[Dataset rows about figures]

-------------------------

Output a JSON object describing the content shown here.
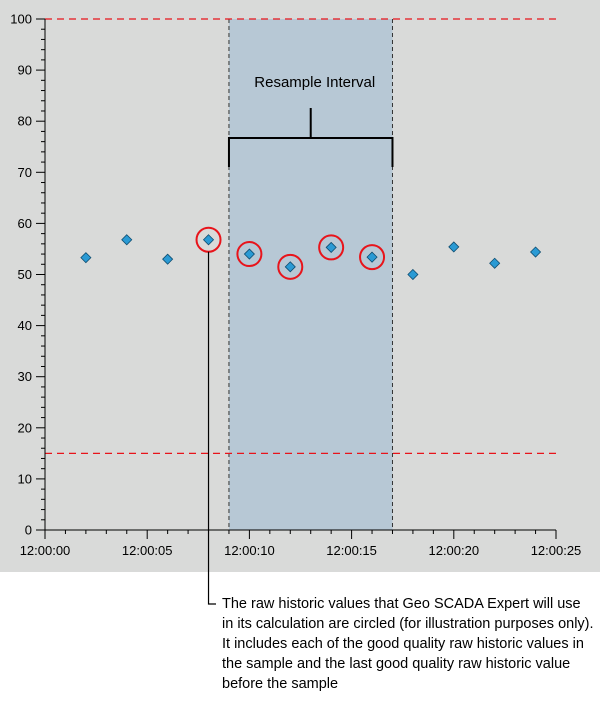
{
  "chart_data": {
    "type": "scatter",
    "title": "",
    "xlabel": "",
    "ylabel": "",
    "xlim": [
      0,
      25
    ],
    "ylim": [
      0,
      100
    ],
    "x_ticks": [
      0,
      5,
      10,
      15,
      20,
      25
    ],
    "x_tick_labels": [
      "12:00:00",
      "12:00:05",
      "12:00:10",
      "12:00:15",
      "12:00:20",
      "12:00:25"
    ],
    "y_ticks": [
      0,
      10,
      20,
      30,
      40,
      50,
      60,
      70,
      80,
      90,
      100
    ],
    "y_tick_labels": [
      "0",
      "10",
      "20",
      "30",
      "40",
      "50",
      "60",
      "70",
      "80",
      "90",
      "100"
    ],
    "limit_lines": [
      100,
      15
    ],
    "interval": {
      "start": 9,
      "end": 17,
      "label": "Resample Interval"
    },
    "series": [
      {
        "name": "raw historic values",
        "x": [
          2,
          4,
          6,
          8,
          10,
          12,
          14,
          16,
          18,
          20,
          22,
          24
        ],
        "values": [
          53.3,
          56.8,
          53.0,
          56.8,
          54.0,
          51.5,
          55.3,
          53.4,
          50.0,
          55.4,
          52.2,
          54.4
        ],
        "circled": [
          false,
          false,
          false,
          true,
          true,
          true,
          true,
          true,
          false,
          false,
          false,
          false
        ]
      }
    ],
    "colors": {
      "background": "#d9dad9",
      "interval_fill": "#b7c8d5",
      "marker": "#2a9ad4",
      "marker_edge": "#0f4d70",
      "circle": "#e8141b",
      "limit_line": "#e8141b"
    }
  },
  "caption": "The raw historic values that Geo SCADA Expert will use in its calculation are circled (for illustration purposes only). It includes each of the good quality raw historic values in the sample and the last good quality raw historic value before the sample"
}
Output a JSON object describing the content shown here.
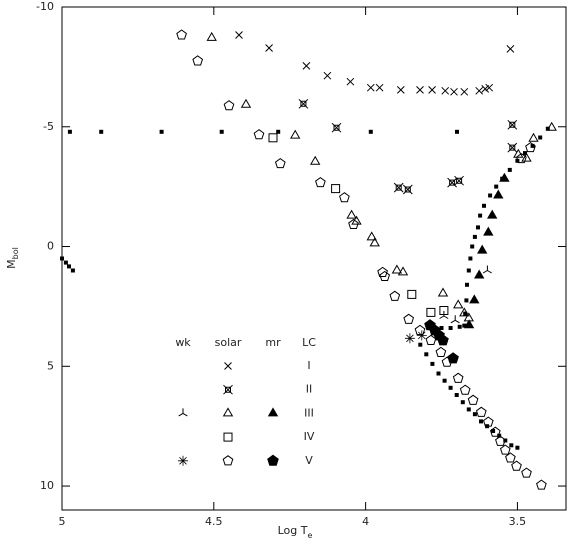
{
  "chart_data": {
    "type": "scatter",
    "xlabel_main": "Log T",
    "xlabel_sub": "e",
    "ylabel_main": "M",
    "ylabel_sub": "bol",
    "xlim": [
      5,
      3.34
    ],
    "xticks": [
      5,
      4.5,
      4,
      3.5
    ],
    "ylim": [
      -10,
      11
    ],
    "yticks": [
      -10,
      -5,
      0,
      5,
      10
    ],
    "y_inverted": true,
    "legend": {
      "columns": [
        "wk",
        "solar",
        "mr"
      ],
      "row_header": "LC",
      "rows": [
        "I",
        "II",
        "III",
        "IV",
        "V"
      ]
    },
    "series": [
      {
        "marker": "small-square",
        "color": "#000",
        "x": [
          4.974,
          4.871,
          4.672,
          4.474,
          4.288,
          3.983,
          3.699,
          5.0,
          4.987,
          4.977,
          4.964,
          3.82,
          3.8,
          3.78,
          3.76,
          3.74,
          3.72,
          3.7,
          3.68,
          3.66,
          3.64,
          3.62,
          3.6,
          3.58,
          3.56,
          3.54,
          3.52,
          3.5,
          3.79,
          3.75,
          3.72,
          3.69,
          3.675,
          3.672,
          3.668,
          3.666,
          3.66,
          3.655,
          3.649,
          3.64,
          3.63,
          3.623,
          3.61,
          3.59,
          3.57,
          3.55,
          3.525,
          3.5,
          3.475,
          3.45,
          3.425,
          3.4
        ],
        "values": [
          -4.79,
          -4.79,
          -4.79,
          -4.79,
          -4.79,
          -4.79,
          -4.79,
          0.5,
          0.67,
          0.83,
          1.0,
          4.1,
          4.5,
          4.9,
          5.3,
          5.6,
          5.9,
          6.2,
          6.5,
          6.8,
          7.0,
          7.3,
          7.5,
          7.7,
          7.9,
          8.1,
          8.3,
          8.4,
          3.3,
          3.4,
          3.4,
          3.35,
          3.3,
          2.8,
          2.25,
          1.6,
          1.0,
          0.5,
          0.0,
          -0.4,
          -0.8,
          -1.29,
          -1.7,
          -2.13,
          -2.5,
          -2.83,
          -3.2,
          -3.58,
          -3.9,
          -4.2,
          -4.55,
          -4.92
        ]
      },
      {
        "marker": "x",
        "color": "#000",
        "legend_column": "solar",
        "legend_row": "I",
        "x": [
          4.417,
          4.318,
          4.195,
          4.126,
          4.05,
          3.983,
          3.954,
          3.884,
          3.821,
          3.781,
          3.738,
          3.709,
          3.675,
          3.626,
          3.606,
          3.593,
          3.523
        ],
        "values": [
          -8.83,
          -8.29,
          -7.54,
          -7.13,
          -6.88,
          -6.63,
          -6.63,
          -6.54,
          -6.54,
          -6.54,
          -6.5,
          -6.46,
          -6.46,
          -6.5,
          -6.58,
          -6.63,
          -8.25
        ]
      },
      {
        "marker": "crossed-square",
        "color": "#000",
        "legend_column": "solar",
        "legend_row": "II",
        "x": [
          4.205,
          4.096,
          3.891,
          3.861,
          3.715,
          3.692,
          3.517,
          3.517
        ],
        "values": [
          -5.96,
          -4.96,
          -2.46,
          -2.38,
          -2.67,
          -2.75,
          -5.08,
          -4.13
        ]
      },
      {
        "marker": "triangle-open",
        "color": "#000",
        "legend_column": "solar",
        "legend_row": "III",
        "x": [
          4.507,
          4.394,
          4.232,
          4.166,
          4.046,
          4.03,
          3.98,
          3.97,
          3.897,
          3.877,
          3.745,
          3.695,
          3.675,
          3.66,
          3.497,
          3.47,
          3.447,
          3.387
        ],
        "values": [
          -8.71,
          -5.92,
          -4.63,
          -3.54,
          -1.29,
          -1.04,
          -0.38,
          -0.13,
          1.0,
          1.08,
          1.96,
          2.46,
          2.79,
          3.0,
          -3.83,
          -3.67,
          -4.5,
          -4.96
        ]
      },
      {
        "marker": "square-open",
        "color": "#000",
        "legend_column": "solar",
        "legend_row": "IV",
        "x": [
          4.305,
          4.099,
          3.848,
          3.785,
          3.742
        ],
        "values": [
          -4.54,
          -2.42,
          2.0,
          2.75,
          2.67
        ]
      },
      {
        "marker": "pentagon-open",
        "color": "#000",
        "legend_column": "solar",
        "legend_row": "V",
        "x": [
          4.606,
          4.553,
          4.45,
          4.351,
          4.281,
          4.149,
          4.07,
          4.04,
          3.944,
          3.937,
          3.904,
          3.858,
          3.821,
          3.785,
          3.752,
          3.732,
          3.695,
          3.672,
          3.646,
          3.619,
          3.596,
          3.573,
          3.556,
          3.54,
          3.523,
          3.503,
          3.47,
          3.421,
          3.487,
          3.457
        ],
        "values": [
          -8.83,
          -7.75,
          -5.88,
          -4.67,
          -3.46,
          -2.67,
          -2.04,
          -0.92,
          1.08,
          1.25,
          2.08,
          3.04,
          3.5,
          3.92,
          4.42,
          4.83,
          5.5,
          6.0,
          6.42,
          6.92,
          7.33,
          7.75,
          8.13,
          8.5,
          8.83,
          9.17,
          9.46,
          9.96,
          -3.67,
          -4.13
        ]
      },
      {
        "marker": "tri",
        "color": "#000",
        "legend_column": "wk",
        "legend_row": "III",
        "x": [
          3.599,
          3.705,
          3.742
        ],
        "values": [
          1.0,
          3.08,
          2.9
        ]
      },
      {
        "marker": "star",
        "color": "#000",
        "legend_column": "wk",
        "legend_row": "V",
        "x": [
          3.854,
          3.815
        ],
        "values": [
          3.83,
          3.71
        ]
      },
      {
        "marker": "triangle-filled",
        "color": "#000",
        "legend_column": "mr",
        "legend_row": "III",
        "x": [
          3.659,
          3.642,
          3.626,
          3.616,
          3.596,
          3.583,
          3.563,
          3.543
        ],
        "values": [
          3.29,
          2.25,
          1.21,
          0.17,
          -0.58,
          -1.29,
          -2.13,
          -2.83
        ]
      },
      {
        "marker": "pentagon-filled",
        "color": "#000",
        "legend_column": "mr",
        "legend_row": "V",
        "x": [
          3.788,
          3.772,
          3.758,
          3.745,
          3.712
        ],
        "values": [
          3.29,
          3.5,
          3.71,
          3.92,
          4.67
        ]
      }
    ]
  }
}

-------------------------

**YOUR INSTRUCTIONS**
Gather all lines from the records above in which "historic" appears.

**EXERCISE RESULT**
        "name": "raw historic values",
  "caption": "The raw historic values that Geo SCADA Expert will use in its calculation are circled (for illustration purposes only). It includes each of the good quality raw historic values in the sample and the last good quality raw historic value before the sample"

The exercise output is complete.